──────── RECORDED INFORMATION

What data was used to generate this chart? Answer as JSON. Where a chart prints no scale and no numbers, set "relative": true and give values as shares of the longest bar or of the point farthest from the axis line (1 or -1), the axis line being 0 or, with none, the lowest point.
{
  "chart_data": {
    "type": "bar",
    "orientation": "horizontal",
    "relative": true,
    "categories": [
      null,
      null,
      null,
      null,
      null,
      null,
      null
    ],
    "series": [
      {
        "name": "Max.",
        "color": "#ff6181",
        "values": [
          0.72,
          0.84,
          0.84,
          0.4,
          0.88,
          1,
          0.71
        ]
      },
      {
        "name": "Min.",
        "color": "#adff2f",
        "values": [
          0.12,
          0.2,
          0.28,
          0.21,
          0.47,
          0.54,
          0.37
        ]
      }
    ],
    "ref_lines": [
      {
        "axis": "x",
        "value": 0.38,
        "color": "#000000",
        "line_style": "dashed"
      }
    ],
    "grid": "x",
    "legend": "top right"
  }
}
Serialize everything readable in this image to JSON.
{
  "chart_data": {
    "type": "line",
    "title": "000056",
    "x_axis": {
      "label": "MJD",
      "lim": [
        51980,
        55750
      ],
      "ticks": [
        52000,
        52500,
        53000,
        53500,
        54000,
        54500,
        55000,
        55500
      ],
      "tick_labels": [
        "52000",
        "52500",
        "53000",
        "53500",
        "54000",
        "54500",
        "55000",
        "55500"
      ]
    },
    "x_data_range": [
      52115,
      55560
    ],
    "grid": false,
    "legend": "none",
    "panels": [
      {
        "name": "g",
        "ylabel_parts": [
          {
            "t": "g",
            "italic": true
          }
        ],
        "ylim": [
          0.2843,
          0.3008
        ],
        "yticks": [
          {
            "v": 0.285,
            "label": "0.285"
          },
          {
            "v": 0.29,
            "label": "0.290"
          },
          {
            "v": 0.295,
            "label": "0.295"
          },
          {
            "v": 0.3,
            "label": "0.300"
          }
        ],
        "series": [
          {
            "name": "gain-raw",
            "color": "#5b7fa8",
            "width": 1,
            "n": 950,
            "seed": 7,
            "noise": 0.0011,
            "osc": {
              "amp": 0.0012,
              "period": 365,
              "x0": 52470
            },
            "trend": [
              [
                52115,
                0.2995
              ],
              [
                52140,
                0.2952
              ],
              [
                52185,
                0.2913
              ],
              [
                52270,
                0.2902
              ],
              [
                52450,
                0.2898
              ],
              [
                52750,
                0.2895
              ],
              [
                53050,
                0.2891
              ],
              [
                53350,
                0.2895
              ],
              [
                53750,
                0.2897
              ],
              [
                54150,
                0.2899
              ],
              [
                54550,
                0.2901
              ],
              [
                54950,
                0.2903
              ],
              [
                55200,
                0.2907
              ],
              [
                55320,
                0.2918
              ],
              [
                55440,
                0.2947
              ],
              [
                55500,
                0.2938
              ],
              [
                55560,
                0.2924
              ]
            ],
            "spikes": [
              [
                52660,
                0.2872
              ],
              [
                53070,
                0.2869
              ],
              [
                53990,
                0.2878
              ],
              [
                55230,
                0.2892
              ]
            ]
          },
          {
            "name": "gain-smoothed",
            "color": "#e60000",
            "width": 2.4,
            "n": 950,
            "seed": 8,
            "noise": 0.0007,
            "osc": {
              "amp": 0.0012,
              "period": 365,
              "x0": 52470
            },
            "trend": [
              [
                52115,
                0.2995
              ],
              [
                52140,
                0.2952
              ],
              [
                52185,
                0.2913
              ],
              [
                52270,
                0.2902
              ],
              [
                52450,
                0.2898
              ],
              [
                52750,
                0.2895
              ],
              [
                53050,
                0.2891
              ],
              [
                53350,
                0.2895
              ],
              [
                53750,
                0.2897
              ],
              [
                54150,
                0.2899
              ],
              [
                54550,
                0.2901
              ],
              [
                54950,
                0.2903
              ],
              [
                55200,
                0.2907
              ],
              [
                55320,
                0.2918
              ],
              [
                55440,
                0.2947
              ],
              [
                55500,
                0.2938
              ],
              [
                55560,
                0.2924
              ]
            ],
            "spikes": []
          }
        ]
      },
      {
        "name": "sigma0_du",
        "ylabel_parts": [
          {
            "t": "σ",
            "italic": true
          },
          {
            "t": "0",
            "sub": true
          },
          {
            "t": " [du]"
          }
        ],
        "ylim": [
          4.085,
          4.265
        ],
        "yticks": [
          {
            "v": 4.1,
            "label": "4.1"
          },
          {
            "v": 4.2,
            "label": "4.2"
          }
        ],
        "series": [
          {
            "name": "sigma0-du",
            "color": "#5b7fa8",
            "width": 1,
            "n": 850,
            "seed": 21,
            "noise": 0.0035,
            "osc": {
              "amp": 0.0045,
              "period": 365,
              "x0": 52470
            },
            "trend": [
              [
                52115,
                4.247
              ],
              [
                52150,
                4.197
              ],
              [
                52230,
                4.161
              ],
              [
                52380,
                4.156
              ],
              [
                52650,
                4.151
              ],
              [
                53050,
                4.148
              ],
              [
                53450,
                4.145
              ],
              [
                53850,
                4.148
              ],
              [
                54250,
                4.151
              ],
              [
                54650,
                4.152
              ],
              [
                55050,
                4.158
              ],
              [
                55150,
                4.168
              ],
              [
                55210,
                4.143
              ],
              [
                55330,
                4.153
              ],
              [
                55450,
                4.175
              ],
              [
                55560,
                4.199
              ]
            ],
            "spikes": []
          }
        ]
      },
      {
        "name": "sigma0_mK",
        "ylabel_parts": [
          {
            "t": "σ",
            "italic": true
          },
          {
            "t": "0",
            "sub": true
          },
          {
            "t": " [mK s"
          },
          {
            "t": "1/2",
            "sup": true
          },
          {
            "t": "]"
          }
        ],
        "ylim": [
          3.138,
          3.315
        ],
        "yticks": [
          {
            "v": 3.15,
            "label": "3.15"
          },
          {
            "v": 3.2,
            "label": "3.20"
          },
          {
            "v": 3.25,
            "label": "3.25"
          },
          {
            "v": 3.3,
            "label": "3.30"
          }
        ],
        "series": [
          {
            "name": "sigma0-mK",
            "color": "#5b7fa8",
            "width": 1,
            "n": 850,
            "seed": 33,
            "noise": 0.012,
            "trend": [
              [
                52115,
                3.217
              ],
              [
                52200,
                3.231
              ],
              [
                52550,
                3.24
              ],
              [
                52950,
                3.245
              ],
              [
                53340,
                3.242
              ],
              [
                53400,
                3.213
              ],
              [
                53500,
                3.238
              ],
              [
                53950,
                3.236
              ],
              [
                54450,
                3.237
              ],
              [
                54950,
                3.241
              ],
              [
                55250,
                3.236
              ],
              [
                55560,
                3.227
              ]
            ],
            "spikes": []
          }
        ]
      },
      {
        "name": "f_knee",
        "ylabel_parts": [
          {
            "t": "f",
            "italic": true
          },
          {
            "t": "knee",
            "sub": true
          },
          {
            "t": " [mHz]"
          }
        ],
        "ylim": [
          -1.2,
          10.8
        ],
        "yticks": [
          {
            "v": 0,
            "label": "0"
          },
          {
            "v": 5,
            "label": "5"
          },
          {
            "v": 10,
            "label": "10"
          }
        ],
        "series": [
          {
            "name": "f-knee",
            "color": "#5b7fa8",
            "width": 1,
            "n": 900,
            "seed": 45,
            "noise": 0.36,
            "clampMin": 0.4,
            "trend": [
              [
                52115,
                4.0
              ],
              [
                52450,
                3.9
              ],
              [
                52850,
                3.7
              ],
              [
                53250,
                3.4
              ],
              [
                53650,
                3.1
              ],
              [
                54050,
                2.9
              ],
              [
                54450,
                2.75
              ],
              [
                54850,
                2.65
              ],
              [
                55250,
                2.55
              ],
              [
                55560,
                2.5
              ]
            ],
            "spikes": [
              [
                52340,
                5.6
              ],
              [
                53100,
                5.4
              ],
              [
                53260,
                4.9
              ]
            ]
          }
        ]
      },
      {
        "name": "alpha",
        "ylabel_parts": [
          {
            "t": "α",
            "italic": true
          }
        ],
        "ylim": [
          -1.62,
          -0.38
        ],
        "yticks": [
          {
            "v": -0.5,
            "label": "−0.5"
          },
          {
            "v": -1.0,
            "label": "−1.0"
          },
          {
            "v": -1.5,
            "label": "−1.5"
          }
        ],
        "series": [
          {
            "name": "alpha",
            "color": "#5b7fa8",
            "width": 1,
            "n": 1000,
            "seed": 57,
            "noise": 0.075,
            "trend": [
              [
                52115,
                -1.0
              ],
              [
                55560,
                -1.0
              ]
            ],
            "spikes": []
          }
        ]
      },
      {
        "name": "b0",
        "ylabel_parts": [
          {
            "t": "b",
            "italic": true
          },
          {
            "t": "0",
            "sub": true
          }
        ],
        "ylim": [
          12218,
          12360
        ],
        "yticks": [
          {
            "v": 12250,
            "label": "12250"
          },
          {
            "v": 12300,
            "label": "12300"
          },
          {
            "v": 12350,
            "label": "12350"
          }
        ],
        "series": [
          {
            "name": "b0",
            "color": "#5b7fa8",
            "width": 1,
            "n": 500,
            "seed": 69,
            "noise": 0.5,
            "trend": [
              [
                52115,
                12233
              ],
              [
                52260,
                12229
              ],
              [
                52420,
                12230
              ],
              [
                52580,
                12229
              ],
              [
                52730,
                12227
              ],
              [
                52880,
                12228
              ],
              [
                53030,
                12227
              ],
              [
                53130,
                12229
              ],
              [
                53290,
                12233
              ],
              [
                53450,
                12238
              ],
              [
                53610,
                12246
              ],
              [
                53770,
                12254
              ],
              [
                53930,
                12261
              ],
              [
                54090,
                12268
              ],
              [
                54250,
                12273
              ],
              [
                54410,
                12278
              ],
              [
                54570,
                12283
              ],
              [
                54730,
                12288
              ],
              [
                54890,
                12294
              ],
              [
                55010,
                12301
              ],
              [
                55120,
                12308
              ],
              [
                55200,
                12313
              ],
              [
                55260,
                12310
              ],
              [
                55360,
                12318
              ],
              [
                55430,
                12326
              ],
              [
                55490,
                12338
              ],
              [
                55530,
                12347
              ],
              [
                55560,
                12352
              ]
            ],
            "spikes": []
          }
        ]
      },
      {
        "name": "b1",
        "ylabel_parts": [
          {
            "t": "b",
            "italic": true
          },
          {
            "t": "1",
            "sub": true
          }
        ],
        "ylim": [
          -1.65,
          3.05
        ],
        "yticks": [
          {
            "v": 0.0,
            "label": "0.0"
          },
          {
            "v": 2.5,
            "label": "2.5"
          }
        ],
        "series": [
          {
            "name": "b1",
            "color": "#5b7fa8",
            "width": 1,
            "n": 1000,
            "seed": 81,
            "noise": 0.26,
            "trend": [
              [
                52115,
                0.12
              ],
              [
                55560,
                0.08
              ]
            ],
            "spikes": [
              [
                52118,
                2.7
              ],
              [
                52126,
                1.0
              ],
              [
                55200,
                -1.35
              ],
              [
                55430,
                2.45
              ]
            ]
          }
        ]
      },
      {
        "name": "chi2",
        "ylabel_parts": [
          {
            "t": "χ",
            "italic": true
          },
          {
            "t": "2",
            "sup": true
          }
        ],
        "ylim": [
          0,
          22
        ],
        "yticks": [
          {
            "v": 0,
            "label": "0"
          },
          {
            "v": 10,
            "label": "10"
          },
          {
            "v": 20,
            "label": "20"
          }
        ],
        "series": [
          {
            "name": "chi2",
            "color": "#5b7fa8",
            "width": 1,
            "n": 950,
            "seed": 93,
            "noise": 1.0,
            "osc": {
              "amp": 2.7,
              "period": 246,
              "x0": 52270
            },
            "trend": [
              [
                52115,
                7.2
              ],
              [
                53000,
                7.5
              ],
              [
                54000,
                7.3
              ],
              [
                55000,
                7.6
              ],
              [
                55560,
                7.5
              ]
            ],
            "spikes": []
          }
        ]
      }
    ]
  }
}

────────────────

# PROMPT
Using the records above, list each line that includes "seed".

# CORRECT OUTPUT
            "seed": 7,
            "seed": 8,
            "seed": 21,
            "seed": 33,
            "seed": 45,
            "seed": 57,
            "seed": 69,
            "seed": 81,
            "seed": 93,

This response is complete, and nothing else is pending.